» **WHAT YOU HAVE TO DO**:
Repeat each line of the material exactly.

[Collected data entries]
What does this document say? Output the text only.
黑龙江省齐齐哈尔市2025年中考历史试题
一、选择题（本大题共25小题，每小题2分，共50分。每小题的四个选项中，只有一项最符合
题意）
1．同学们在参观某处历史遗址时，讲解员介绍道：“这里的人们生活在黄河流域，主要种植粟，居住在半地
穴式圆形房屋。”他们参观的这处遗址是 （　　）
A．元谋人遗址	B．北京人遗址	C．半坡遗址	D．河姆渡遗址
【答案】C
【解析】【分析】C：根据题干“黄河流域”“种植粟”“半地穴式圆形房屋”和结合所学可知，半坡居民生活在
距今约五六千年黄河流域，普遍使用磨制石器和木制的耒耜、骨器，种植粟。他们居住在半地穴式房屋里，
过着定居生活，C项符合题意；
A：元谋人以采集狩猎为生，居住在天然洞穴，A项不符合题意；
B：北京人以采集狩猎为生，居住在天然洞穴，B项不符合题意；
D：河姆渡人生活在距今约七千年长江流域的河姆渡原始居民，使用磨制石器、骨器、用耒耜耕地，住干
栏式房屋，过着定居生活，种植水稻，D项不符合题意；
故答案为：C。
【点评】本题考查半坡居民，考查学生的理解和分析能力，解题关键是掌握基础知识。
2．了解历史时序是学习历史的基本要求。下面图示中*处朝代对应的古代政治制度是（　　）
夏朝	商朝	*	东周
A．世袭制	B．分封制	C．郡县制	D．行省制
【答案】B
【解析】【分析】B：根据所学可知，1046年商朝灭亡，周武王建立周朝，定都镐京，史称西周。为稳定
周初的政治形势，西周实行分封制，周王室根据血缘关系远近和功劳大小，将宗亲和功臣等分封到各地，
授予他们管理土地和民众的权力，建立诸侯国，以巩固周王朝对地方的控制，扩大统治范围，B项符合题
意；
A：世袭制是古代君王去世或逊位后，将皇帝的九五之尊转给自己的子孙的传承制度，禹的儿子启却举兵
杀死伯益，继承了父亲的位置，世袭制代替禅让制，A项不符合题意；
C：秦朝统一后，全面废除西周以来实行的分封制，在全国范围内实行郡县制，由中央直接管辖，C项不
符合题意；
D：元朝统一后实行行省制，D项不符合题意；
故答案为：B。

» **EXPECTED ANSWER**:
What does this document say? Output the text only.
黑龙江省齐齐哈尔市2025年中考历史试题
一、选择题（本大题共25小题，每小题2分，共50分。每小题的四个选项中，只有一项最符合
题意）
1．同学们在参观某处历史遗址时，讲解员介绍道：“这里的人们生活在黄河流域，主要种植粟，居住在半地
穴式圆形房屋。”他们参观的这处遗址是 （　　）
A．元谋人遗址	B．北京人遗址	C．半坡遗址	D．河姆渡遗址
【答案】C
【解析】【分析】C：根据题干“黄河流域”“种植粟”“半地穴式圆形房屋”和结合所学可知，半坡居民生活在
距今约五六千年黄河流域，普遍使用磨制石器和木制的耒耜、骨器，种植粟。他们居住在半地穴式房屋里，
过着定居生活，C项符合题意；
A：元谋人以采集狩猎为生，居住在天然洞穴，A项不符合题意；
B：北京人以采集狩猎为生，居住在天然洞穴，B项不符合题意；
D：河姆渡人生活在距今约七千年长江流域的河姆渡原始居民，使用磨制石器、骨器、用耒耜耕地，住干
栏式房屋，过着定居生活，种植水稻，D项不符合题意；
故答案为：C。
【点评】本题考查半坡居民，考查学生的理解和分析能力，解题关键是掌握基础知识。
2．了解历史时序是学习历史的基本要求。下面图示中*处朝代对应的古代政治制度是（　　）
夏朝	商朝	*	东周
A．世袭制	B．分封制	C．郡县制	D．行省制
【答案】B
【解析】【分析】B：根据所学可知，1046年商朝灭亡，周武王建立周朝，定都镐京，史称西周。为稳定
周初的政治形势，西周实行分封制，周王室根据血缘关系远近和功劳大小，将宗亲和功臣等分封到各地，
授予他们管理土地和民众的权力，建立诸侯国，以巩固周王朝对地方的控制，扩大统治范围，B项符合题
意；
A：世袭制是古代君王去世或逊位后，将皇帝的九五之尊转给自己的子孙的传承制度，禹的儿子启却举兵
杀死伯益，继承了父亲的位置，世袭制代替禅让制，A项不符合题意；
C：秦朝统一后，全面废除西周以来实行的分封制，在全国范围内实行郡县制，由中央直接管辖，C项不
符合题意；
D：元朝统一后实行行省制，D项不符合题意；
故答案为：B。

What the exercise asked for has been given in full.